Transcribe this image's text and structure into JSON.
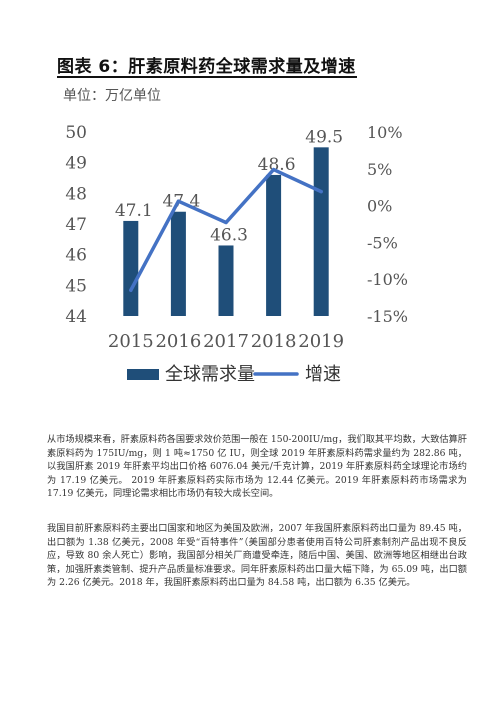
{
  "header": {
    "title": "图表 6：肝素原料药全球需求量及增速"
  },
  "chart_data": {
    "type": "bar",
    "unit_label": "单位：万亿单位",
    "categories": [
      "2015",
      "2016",
      "2017",
      "2018",
      "2019"
    ],
    "series": [
      {
        "name": "全球需求量",
        "kind": "bar",
        "axis": "left",
        "color": "#1F4E79",
        "values": [
          47.1,
          47.4,
          46.3,
          48.6,
          49.5
        ]
      },
      {
        "name": "增速",
        "kind": "line",
        "axis": "right",
        "color": "#4472C4",
        "values": [
          -11.5,
          0.6,
          -2.3,
          4.9,
          1.9
        ]
      }
    ],
    "data_labels": [
      "47.1",
      "47.4",
      "46.3",
      "48.6",
      "49.5"
    ],
    "y_left": {
      "min": 44,
      "max": 50,
      "ticks": [
        "44",
        "45",
        "46",
        "47",
        "48",
        "49",
        "50"
      ]
    },
    "y_right": {
      "min": -15,
      "max": 10,
      "ticks": [
        "10%",
        "5%",
        "0%",
        "-5%",
        "-10%",
        "-15%"
      ]
    },
    "legend_position": "bottom",
    "grid": false
  },
  "body": {
    "paragraph1": "从市场规模来看，肝素原料药各国要求效价范围一般在 150-200IU/mg，我们取其平均数，大致估算肝素原料药为 175IU/mg，则 1 吨≈1750 亿 IU，则全球 2019 年肝素原料药需求量约为 282.86 吨，以我国肝素 2019 年肝素平均出口价格 6076.04 美元/千克计算，2019 年肝素原料药全球理论市场约为 17.19 亿美元。 2019 年肝素原料药实际市场为 12.44 亿美元。2019 年肝素原料药市场需求为 17.19 亿美元，同理论需求相比市场仍有较大成长空间。",
    "paragraph2": "我国目前肝素原料药主要出口国家和地区为美国及欧洲，2007 年我国肝素原料药出口量为 89.45 吨， 出口额为 1.38 亿美元，2008 年受“百特事件”（美国部分患者使用百特公司肝素制剂产品出现不良反应，导致 80 余人死亡）影响，我国部分相关厂商遭受牵连，随后中国、美国、欧洲等地区相继出台政策，加强肝素类管制、提升产品质量标准要求。同年肝素原料药出口量大幅下降，为 65.09 吨，出口额为 2.26 亿美元。2018 年，我国肝素原料药出口量为 84.58 吨，出口额为 6.35 亿美元。"
  }
}
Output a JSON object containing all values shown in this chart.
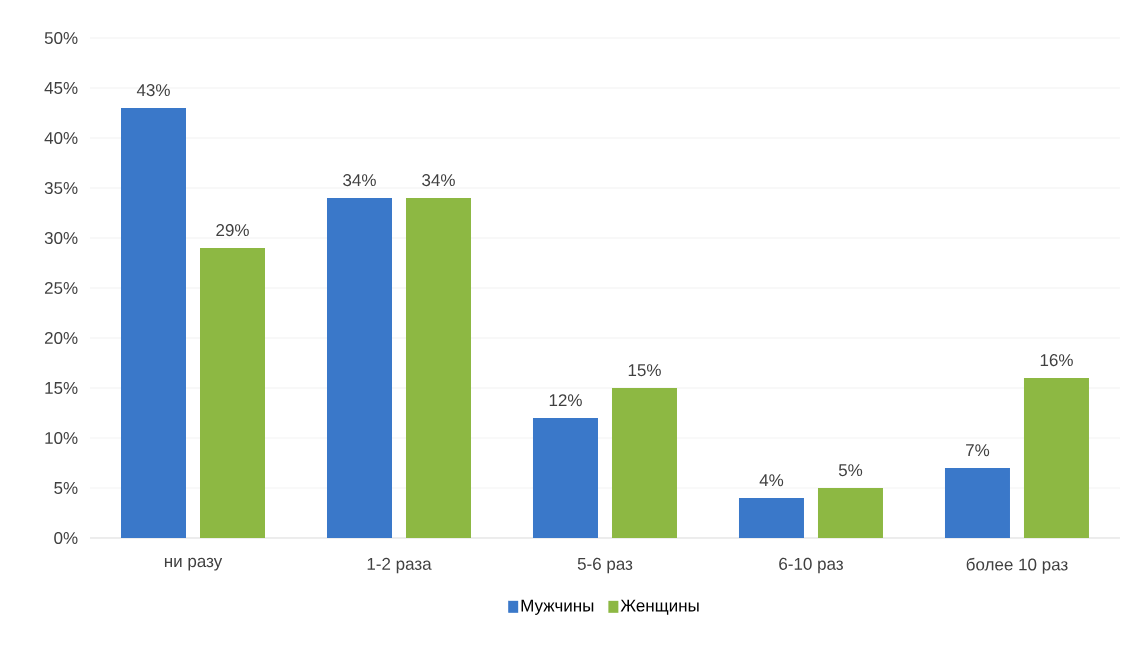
{
  "chart_data": {
    "type": "bar",
    "categories": [
      "ни разу",
      "1-2 раза",
      "5-6 раз",
      "6-10 раз",
      "более 10 раз"
    ],
    "series": [
      {
        "name": "Мужчины",
        "color": "#3a78c9",
        "values": [
          43,
          34,
          12,
          4,
          7
        ],
        "value_labels": [
          "43%",
          "34%",
          "12%",
          "4%",
          "7%"
        ]
      },
      {
        "name": "Женщины",
        "color": "#8db843",
        "values": [
          29,
          34,
          15,
          5,
          16
        ],
        "value_labels": [
          "29%",
          "34%",
          "15%",
          "5%",
          "16%"
        ]
      }
    ],
    "ylim": [
      0,
      50
    ],
    "yticks": [
      {
        "value": 0,
        "label": "0%"
      },
      {
        "value": 5,
        "label": "5%"
      },
      {
        "value": 10,
        "label": "10%"
      },
      {
        "value": 15,
        "label": "15%"
      },
      {
        "value": 20,
        "label": "20%"
      },
      {
        "value": 25,
        "label": "25%"
      },
      {
        "value": 30,
        "label": "30%"
      },
      {
        "value": 35,
        "label": "35%"
      },
      {
        "value": 40,
        "label": "40%"
      },
      {
        "value": 45,
        "label": "45%"
      },
      {
        "value": 50,
        "label": "50%"
      }
    ],
    "grid": "y",
    "legend": "bottom"
  }
}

§

» **EXERCISE OBJECTIVE**: Reproduce the material above in full and without alteration, but skip all pictures.

» **RESPONSE TO THE TASK**:
Transcribe this image's text and structure into JSON.
{
  "header": {
    "title": "图表 6：肝素原料药全球需求量及增速"
  },
  "chart_data": {
    "type": "bar",
    "unit_label": "单位：万亿单位",
    "categories": [
      "2015",
      "2016",
      "2017",
      "2018",
      "2019"
    ],
    "series": [
      {
        "name": "全球需求量",
        "kind": "bar",
        "axis": "left",
        "color": "#1F4E79",
        "values": [
          47.1,
          47.4,
          46.3,
          48.6,
          49.5
        ]
      },
      {
        "name": "增速",
        "kind": "line",
        "axis": "right",
        "color": "#4472C4",
        "values": [
          -11.5,
          0.6,
          -2.3,
          4.9,
          1.9
        ]
      }
    ],
    "data_labels": [
      "47.1",
      "47.4",
      "46.3",
      "48.6",
      "49.5"
    ],
    "y_left": {
      "min": 44,
      "max": 50,
      "ticks": [
        "44",
        "45",
        "46",
        "47",
        "48",
        "49",
        "50"
      ]
    },
    "y_right": {
      "min": -15,
      "max": 10,
      "ticks": [
        "10%",
        "5%",
        "0%",
        "-5%",
        "-10%",
        "-15%"
      ]
    },
    "legend_position": "bottom",
    "grid": false
  },
  "body": {
    "paragraph1": "从市场规模来看，肝素原料药各国要求效价范围一般在 150-200IU/mg，我们取其平均数，大致估算肝素原料药为 175IU/mg，则 1 吨≈1750 亿 IU，则全球 2019 年肝素原料药需求量约为 282.86 吨，以我国肝素 2019 年肝素平均出口价格 6076.04 美元/千克计算，2019 年肝素原料药全球理论市场约为 17.19 亿美元。 2019 年肝素原料药实际市场为 12.44 亿美元。2019 年肝素原料药市场需求为 17.19 亿美元，同理论需求相比市场仍有较大成长空间。",
    "paragraph2": "我国目前肝素原料药主要出口国家和地区为美国及欧洲，2007 年我国肝素原料药出口量为 89.45 吨， 出口额为 1.38 亿美元，2008 年受“百特事件”（美国部分患者使用百特公司肝素制剂产品出现不良反应，导致 80 余人死亡）影响，我国部分相关厂商遭受牵连，随后中国、美国、欧洲等地区相继出台政策，加强肝素类管制、提升产品质量标准要求。同年肝素原料药出口量大幅下降，为 65.09 吨，出口额为 2.26 亿美元。2018 年，我国肝素原料药出口量为 84.58 吨，出口额为 6.35 亿美元。"
  }
}
Output a JSON object containing all values shown in this chart.
{
  "chart_data": {
    "type": "bar",
    "categories": [
      "ни разу",
      "1-2 раза",
      "5-6 раз",
      "6-10 раз",
      "более 10 раз"
    ],
    "series": [
      {
        "name": "Мужчины",
        "color": "#3a78c9",
        "values": [
          43,
          34,
          12,
          4,
          7
        ],
        "value_labels": [
          "43%",
          "34%",
          "12%",
          "4%",
          "7%"
        ]
      },
      {
        "name": "Женщины",
        "color": "#8db843",
        "values": [
          29,
          34,
          15,
          5,
          16
        ],
        "value_labels": [
          "29%",
          "34%",
          "15%",
          "5%",
          "16%"
        ]
      }
    ],
    "ylim": [
      0,
      50
    ],
    "yticks": [
      {
        "value": 0,
        "label": "0%"
      },
      {
        "value": 5,
        "label": "5%"
      },
      {
        "value": 10,
        "label": "10%"
      },
      {
        "value": 15,
        "label": "15%"
      },
      {
        "value": 20,
        "label": "20%"
      },
      {
        "value": 25,
        "label": "25%"
      },
      {
        "value": 30,
        "label": "30%"
      },
      {
        "value": 35,
        "label": "35%"
      },
      {
        "value": 40,
        "label": "40%"
      },
      {
        "value": 45,
        "label": "45%"
      },
      {
        "value": 50,
        "label": "50%"
      }
    ],
    "grid": "y",
    "legend": "bottom"
  }
}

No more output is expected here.